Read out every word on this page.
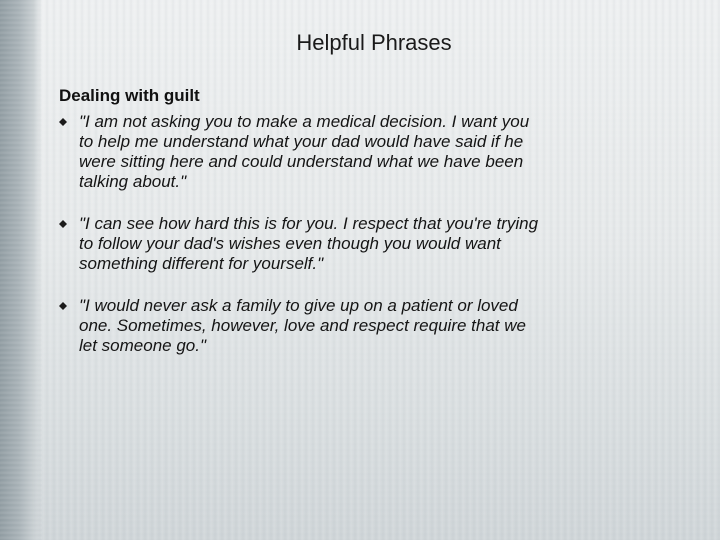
Helpful Phrases
Dealing with guilt
"I am not asking you to make a medical decision. I want you
to help me understand what your dad would have said if he
were sitting here and could understand what we have been
talking about."
"I can see how hard this is for you. I respect that you're trying
to follow your dad's wishes even though you would want
something different for yourself."
"I would never ask a family to give up on a patient or loved
one. Sometimes, however, love and respect require that we
let someone go."
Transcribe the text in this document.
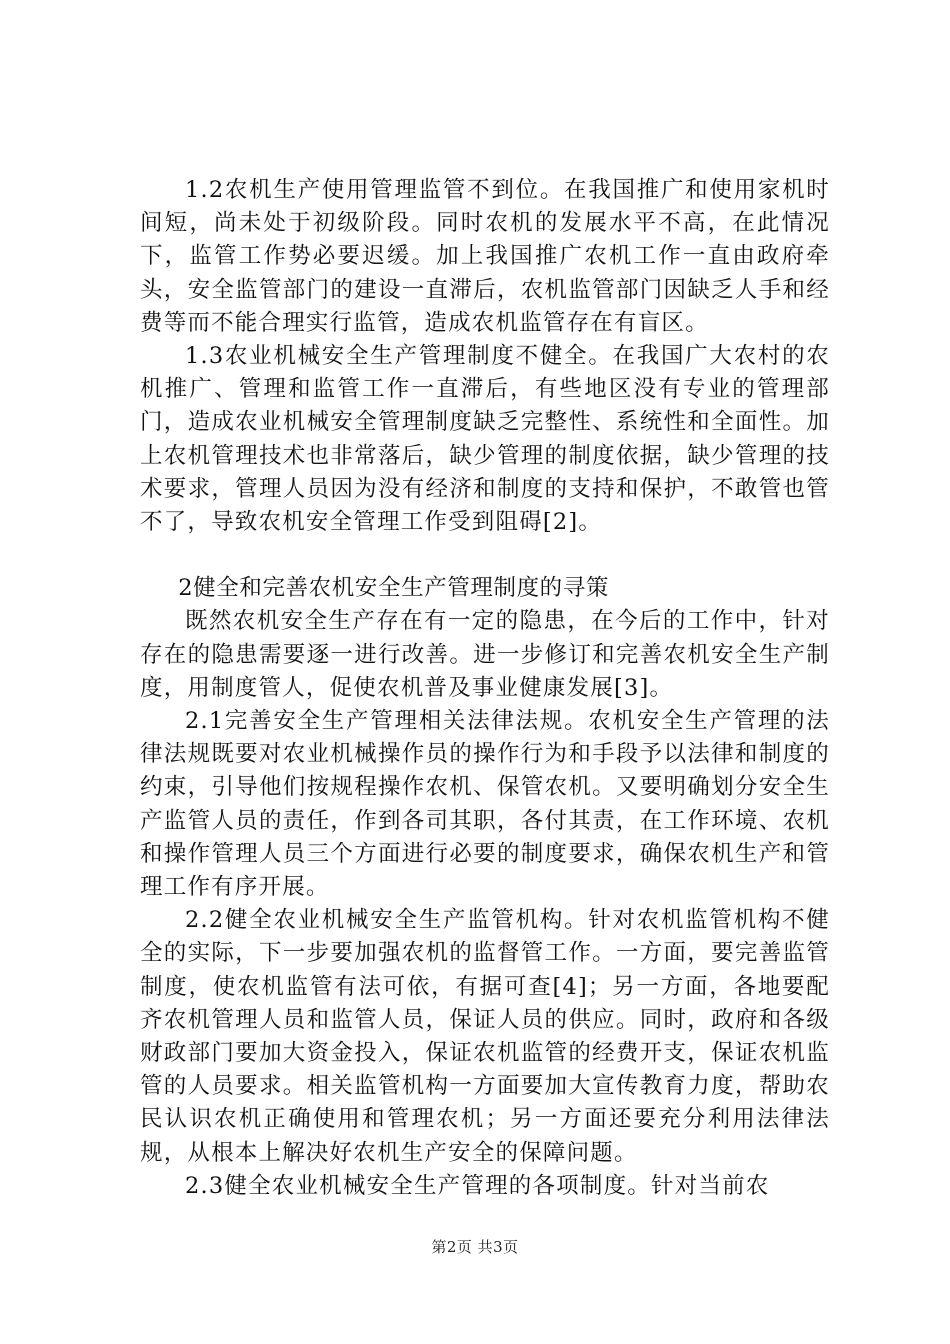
1.2农机生产使用管理监管不到位。在我国推广和使用家机时间短，尚未处于初级阶段。同时农机的发展水平不高，在此情况下，监管工作势必要迟缓。加上我国推广农机工作一直由政府牵头，安全监管部门的建设一直滞后，农机监管部门因缺乏人手和经费等而不能合理实行监管，造成农机监管存在有盲区。

1.3农业机械安全生产管理制度不健全。在我国广大农村的农机推广、管理和监管工作一直滞后，有些地区没有专业的管理部门，造成农业机械安全管理制度缺乏完整性、系统性和全面性。加上农机管理技术也非常落后，缺少管理的制度依据，缺少管理的技术要求，管理人员因为没有经济和制度的支持和保护，不敢管也管不了，导致农机安全管理工作受到阻碍[2]。

2健全和完善农机安全生产管理制度的寻策

既然农机安全生产存在有一定的隐患，在今后的工作中，针对存在的隐患需要逐一进行改善。进一步修订和完善农机安全生产制度，用制度管人，促使农机普及事业健康发展[3]。

2.1完善安全生产管理相关法律法规。农机安全生产管理的法律法规既要对农业机械操作员的操作行为和手段予以法律和制度的约束，引导他们按规程操作农机、保管农机。又要明确划分安全生产监管人员的责任，作到各司其职，各付其责，在工作环境、农机和操作管理人员三个方面进行必要的制度要求，确保农机生产和管理工作有序开展。

2.2健全农业机械安全生产监管机构。针对农机监管机构不健全的实际，下一步要加强农机的监督管工作。一方面，要完善监管制度，使农机监管有法可依，有据可查[4]；另一方面，各地要配齐农机管理人员和监管人员，保证人员的供应。同时，政府和各级财政部门要加大资金投入，保证农机监管的经费开支，保证农机监管的人员要求。相关监管机构一方面要加大宣传教育力度，帮助农民认识农机正确使用和管理农机；另一方面还要充分利用法律法规，从根本上解决好农机生产安全的保障问题。

2.3健全农业机械安全生产管理的各项制度。针对当前农

第2页 共3页
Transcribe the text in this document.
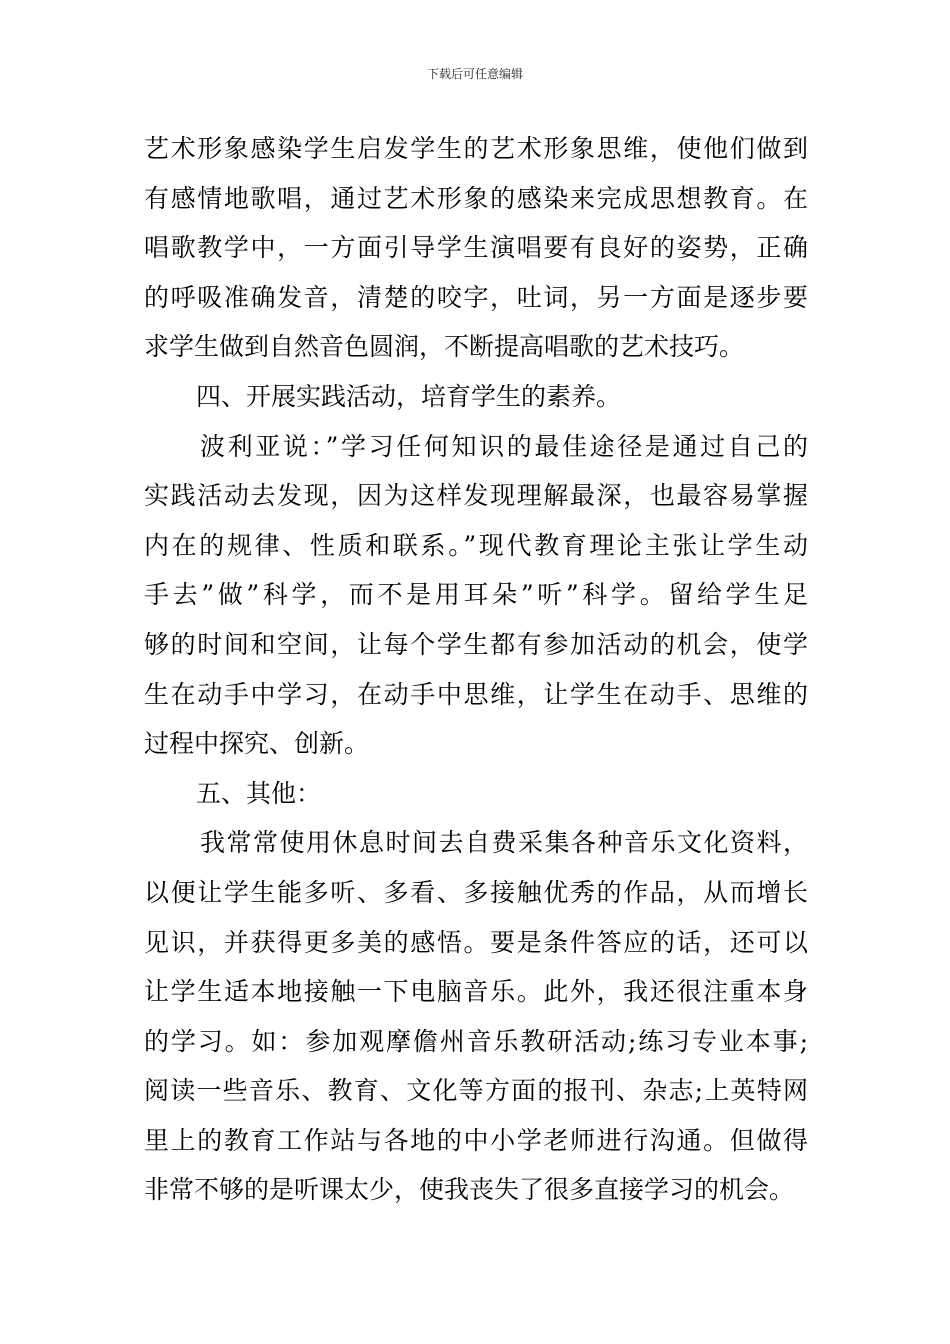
下载后可任意编辑
艺术形象感染学生启发学生的艺术形象思维，使他们做到
有感情地歌唱，通过艺术形象的感染来完成思想教育。在
唱歌教学中，一方面引导学生演唱要有良好的姿势，正确
的呼吸准确发音，清楚的咬字，吐词，另一方面是逐步要
求学生做到自然音色圆润，不断提高唱歌的艺术技巧。
四、开展实践活动，培育学生的素养。
波利亚说：”学习任何知识的最佳途径是通过自己的
实践活动去发现，因为这样发现理解最深，也最容易掌握
内在的规律、性质和联系。”现代教育理论主张让学生动
手去”做”科学，而不是用耳朵”听”科学。留给学生足
够的时间和空间，让每个学生都有参加活动的机会，使学
生在动手中学习，在动手中思维，让学生在动手、思维的
过程中探究、创新。
五、其他：
我常常使用休息时间去自费采集各种音乐文化资料，
以便让学生能多听、多看、多接触优秀的作品，从而增长
见识，并获得更多美的感悟。要是条件答应的话，还可以
让学生适本地接触一下电脑音乐。此外，我还很注重本身
的学习。如：参加观摩儋州音乐教研活动;练习专业本事;
阅读一些音乐、教育、文化等方面的报刊、杂志;上英特网
里上的教育工作站与各地的中小学老师进行沟通。但做得
非常不够的是听课太少，使我丧失了很多直接学习的机会。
────
__STATED EXERCISE__. Check each line of the records for the string "would" and state how many lines contain it. Give only the number.

__SOLUTION FOR THIS TASK__. 3